Exercise instructions:
Transcribe each entry below exactly. Pictures do not go in the copy.

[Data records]
══════════════════════════════
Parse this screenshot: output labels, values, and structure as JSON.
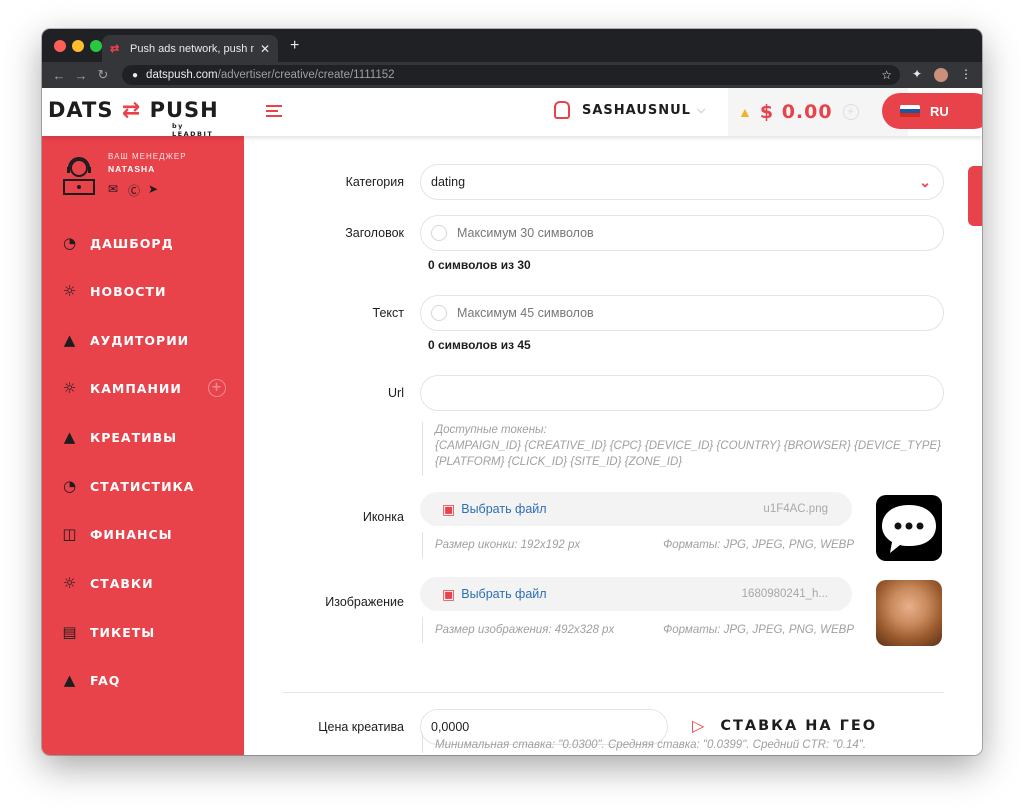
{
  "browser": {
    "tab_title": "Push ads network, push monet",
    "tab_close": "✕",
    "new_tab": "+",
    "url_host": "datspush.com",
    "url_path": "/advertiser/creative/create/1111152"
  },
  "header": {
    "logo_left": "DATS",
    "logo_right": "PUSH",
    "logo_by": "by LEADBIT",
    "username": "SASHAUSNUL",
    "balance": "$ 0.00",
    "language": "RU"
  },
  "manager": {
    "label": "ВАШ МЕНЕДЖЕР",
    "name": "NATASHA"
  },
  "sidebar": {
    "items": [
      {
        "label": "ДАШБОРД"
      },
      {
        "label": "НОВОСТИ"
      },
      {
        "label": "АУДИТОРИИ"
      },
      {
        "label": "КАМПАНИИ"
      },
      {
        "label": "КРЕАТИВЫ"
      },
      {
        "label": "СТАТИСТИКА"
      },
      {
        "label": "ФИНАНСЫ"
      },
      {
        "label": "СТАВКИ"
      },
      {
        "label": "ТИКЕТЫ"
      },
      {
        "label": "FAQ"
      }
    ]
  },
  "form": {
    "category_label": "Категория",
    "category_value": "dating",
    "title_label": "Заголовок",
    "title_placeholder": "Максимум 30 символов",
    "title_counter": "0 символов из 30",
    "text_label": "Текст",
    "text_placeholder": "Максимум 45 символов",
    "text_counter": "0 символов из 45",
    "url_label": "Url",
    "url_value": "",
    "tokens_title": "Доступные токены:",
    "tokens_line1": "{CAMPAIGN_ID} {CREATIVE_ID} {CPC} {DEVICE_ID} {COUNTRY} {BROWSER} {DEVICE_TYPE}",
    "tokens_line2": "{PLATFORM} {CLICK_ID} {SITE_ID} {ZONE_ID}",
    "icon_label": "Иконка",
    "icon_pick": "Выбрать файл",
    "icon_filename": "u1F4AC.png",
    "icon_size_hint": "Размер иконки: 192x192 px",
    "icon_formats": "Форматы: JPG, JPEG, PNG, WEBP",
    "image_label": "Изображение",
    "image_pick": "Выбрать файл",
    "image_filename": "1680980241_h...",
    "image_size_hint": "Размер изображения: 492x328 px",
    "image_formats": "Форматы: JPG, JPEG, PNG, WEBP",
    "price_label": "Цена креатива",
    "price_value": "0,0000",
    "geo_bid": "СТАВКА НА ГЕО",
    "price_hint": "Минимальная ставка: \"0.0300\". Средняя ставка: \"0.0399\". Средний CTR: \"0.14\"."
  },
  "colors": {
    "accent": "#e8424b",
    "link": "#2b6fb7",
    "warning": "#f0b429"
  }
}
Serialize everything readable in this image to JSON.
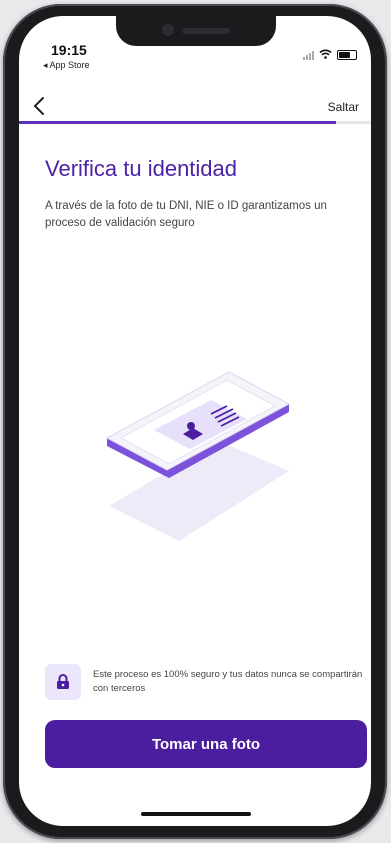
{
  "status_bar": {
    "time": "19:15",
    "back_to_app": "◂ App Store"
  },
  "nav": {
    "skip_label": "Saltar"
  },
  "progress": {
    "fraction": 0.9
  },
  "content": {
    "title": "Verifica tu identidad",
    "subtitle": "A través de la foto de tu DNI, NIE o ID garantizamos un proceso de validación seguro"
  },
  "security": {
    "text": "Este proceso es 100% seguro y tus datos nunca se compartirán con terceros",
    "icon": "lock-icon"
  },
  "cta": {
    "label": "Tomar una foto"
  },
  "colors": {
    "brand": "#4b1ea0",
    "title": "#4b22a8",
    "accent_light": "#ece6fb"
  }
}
══════════════════════════════
Reply:
Parse this screenshot: output labels, values, and structure as JSON.
{
  "browser": {
    "tab_title": "Push ads network, push monet",
    "tab_close": "✕",
    "new_tab": "+",
    "url_host": "datspush.com",
    "url_path": "/advertiser/creative/create/1111152"
  },
  "header": {
    "logo_left": "DATS",
    "logo_right": "PUSH",
    "logo_by": "by LEADBIT",
    "username": "SASHAUSNUL",
    "balance": "$ 0.00",
    "language": "RU"
  },
  "manager": {
    "label": "ВАШ МЕНЕДЖЕР",
    "name": "NATASHA"
  },
  "sidebar": {
    "items": [
      {
        "label": "ДАШБОРД"
      },
      {
        "label": "НОВОСТИ"
      },
      {
        "label": "АУДИТОРИИ"
      },
      {
        "label": "КАМПАНИИ"
      },
      {
        "label": "КРЕАТИВЫ"
      },
      {
        "label": "СТАТИСТИКА"
      },
      {
        "label": "ФИНАНСЫ"
      },
      {
        "label": "СТАВКИ"
      },
      {
        "label": "ТИКЕТЫ"
      },
      {
        "label": "FAQ"
      }
    ]
  },
  "form": {
    "category_label": "Категория",
    "category_value": "dating",
    "title_label": "Заголовок",
    "title_placeholder": "Максимум 30 символов",
    "title_counter": "0 символов из 30",
    "text_label": "Текст",
    "text_placeholder": "Максимум 45 символов",
    "text_counter": "0 символов из 45",
    "url_label": "Url",
    "url_value": "",
    "tokens_title": "Доступные токены:",
    "tokens_line1": "{CAMPAIGN_ID} {CREATIVE_ID} {CPC} {DEVICE_ID} {COUNTRY} {BROWSER} {DEVICE_TYPE}",
    "tokens_line2": "{PLATFORM} {CLICK_ID} {SITE_ID} {ZONE_ID}",
    "icon_label": "Иконка",
    "icon_pick": "Выбрать файл",
    "icon_filename": "u1F4AC.png",
    "icon_size_hint": "Размер иконки: 192x192 px",
    "icon_formats": "Форматы: JPG, JPEG, PNG, WEBP",
    "image_label": "Изображение",
    "image_pick": "Выбрать файл",
    "image_filename": "1680980241_h...",
    "image_size_hint": "Размер изображения: 492x328 px",
    "image_formats": "Форматы: JPG, JPEG, PNG, WEBP",
    "price_label": "Цена креатива",
    "price_value": "0,0000",
    "geo_bid": "СТАВКА НА ГЕО",
    "price_hint": "Минимальная ставка: \"0.0300\". Средняя ставка: \"0.0399\". Средний CTR: \"0.14\"."
  },
  "colors": {
    "accent": "#e8424b",
    "link": "#2b6fb7",
    "warning": "#f0b429"
  }
}
Serialize everything readable in this image to JSON.
{
  "status_bar": {
    "time": "19:15",
    "back_to_app": "◂ App Store"
  },
  "nav": {
    "skip_label": "Saltar"
  },
  "progress": {
    "fraction": 0.9
  },
  "content": {
    "title": "Verifica tu identidad",
    "subtitle": "A través de la foto de tu DNI, NIE o ID garantizamos un proceso de validación seguro"
  },
  "security": {
    "text": "Este proceso es 100% seguro y tus datos nunca se compartirán con terceros",
    "icon": "lock-icon"
  },
  "cta": {
    "label": "Tomar una foto"
  },
  "colors": {
    "brand": "#4b1ea0",
    "title": "#4b22a8",
    "accent_light": "#ece6fb"
  }
}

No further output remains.